■ Aim of the task
Reproduce the full listing that appears beneath this instruction exactly.

■ Working data
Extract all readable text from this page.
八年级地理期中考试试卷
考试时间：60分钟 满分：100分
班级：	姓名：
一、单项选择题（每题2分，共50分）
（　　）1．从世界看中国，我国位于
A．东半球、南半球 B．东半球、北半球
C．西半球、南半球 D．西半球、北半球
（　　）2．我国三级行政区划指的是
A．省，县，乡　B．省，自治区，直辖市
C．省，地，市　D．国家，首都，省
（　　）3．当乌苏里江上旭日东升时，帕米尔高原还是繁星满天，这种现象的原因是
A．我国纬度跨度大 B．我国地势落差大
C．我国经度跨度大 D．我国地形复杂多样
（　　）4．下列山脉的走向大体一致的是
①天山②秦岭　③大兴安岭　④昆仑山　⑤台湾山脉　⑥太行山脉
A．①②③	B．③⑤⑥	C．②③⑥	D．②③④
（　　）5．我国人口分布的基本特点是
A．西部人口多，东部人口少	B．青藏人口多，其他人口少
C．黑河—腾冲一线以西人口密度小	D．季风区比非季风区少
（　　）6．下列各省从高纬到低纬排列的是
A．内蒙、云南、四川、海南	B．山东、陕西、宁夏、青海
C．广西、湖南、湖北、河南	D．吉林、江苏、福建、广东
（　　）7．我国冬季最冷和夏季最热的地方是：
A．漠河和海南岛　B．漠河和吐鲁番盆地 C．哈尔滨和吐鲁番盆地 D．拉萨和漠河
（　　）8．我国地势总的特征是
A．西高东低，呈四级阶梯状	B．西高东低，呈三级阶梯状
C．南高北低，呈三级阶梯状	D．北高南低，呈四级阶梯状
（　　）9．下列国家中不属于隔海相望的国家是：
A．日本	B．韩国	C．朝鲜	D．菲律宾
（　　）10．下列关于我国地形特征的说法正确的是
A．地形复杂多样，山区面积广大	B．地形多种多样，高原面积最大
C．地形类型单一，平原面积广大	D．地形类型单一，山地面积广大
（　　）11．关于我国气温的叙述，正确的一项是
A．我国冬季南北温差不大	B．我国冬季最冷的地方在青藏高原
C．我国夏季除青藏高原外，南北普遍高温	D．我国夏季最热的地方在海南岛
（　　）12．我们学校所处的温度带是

■ Task result
Extract all readable text from this page.
八年级地理期中考试试卷
考试时间：60分钟 满分：100分
班级：	姓名：
一、单项选择题（每题2分，共50分）
（　　）1．从世界看中国，我国位于
A．东半球、南半球 B．东半球、北半球
C．西半球、南半球 D．西半球、北半球
（　　）2．我国三级行政区划指的是
A．省，县，乡　B．省，自治区，直辖市
C．省，地，市　D．国家，首都，省
（　　）3．当乌苏里江上旭日东升时，帕米尔高原还是繁星满天，这种现象的原因是
A．我国纬度跨度大 B．我国地势落差大
C．我国经度跨度大 D．我国地形复杂多样
（　　）4．下列山脉的走向大体一致的是
①天山②秦岭　③大兴安岭　④昆仑山　⑤台湾山脉　⑥太行山脉
A．①②③	B．③⑤⑥	C．②③⑥	D．②③④
（　　）5．我国人口分布的基本特点是
A．西部人口多，东部人口少	B．青藏人口多，其他人口少
C．黑河—腾冲一线以西人口密度小	D．季风区比非季风区少
（　　）6．下列各省从高纬到低纬排列的是
A．内蒙、云南、四川、海南	B．山东、陕西、宁夏、青海
C．广西、湖南、湖北、河南	D．吉林、江苏、福建、广东
（　　）7．我国冬季最冷和夏季最热的地方是：
A．漠河和海南岛　B．漠河和吐鲁番盆地 C．哈尔滨和吐鲁番盆地 D．拉萨和漠河
（　　）8．我国地势总的特征是
A．西高东低，呈四级阶梯状	B．西高东低，呈三级阶梯状
C．南高北低，呈三级阶梯状	D．北高南低，呈四级阶梯状
（　　）9．下列国家中不属于隔海相望的国家是：
A．日本	B．韩国	C．朝鲜	D．菲律宾
（　　）10．下列关于我国地形特征的说法正确的是
A．地形复杂多样，山区面积广大	B．地形多种多样，高原面积最大
C．地形类型单一，平原面积广大	D．地形类型单一，山地面积广大
（　　）11．关于我国气温的叙述，正确的一项是
A．我国冬季南北温差不大	B．我国冬季最冷的地方在青藏高原
C．我国夏季除青藏高原外，南北普遍高温	D．我国夏季最热的地方在海南岛
（　　）12．我们学校所处的温度带是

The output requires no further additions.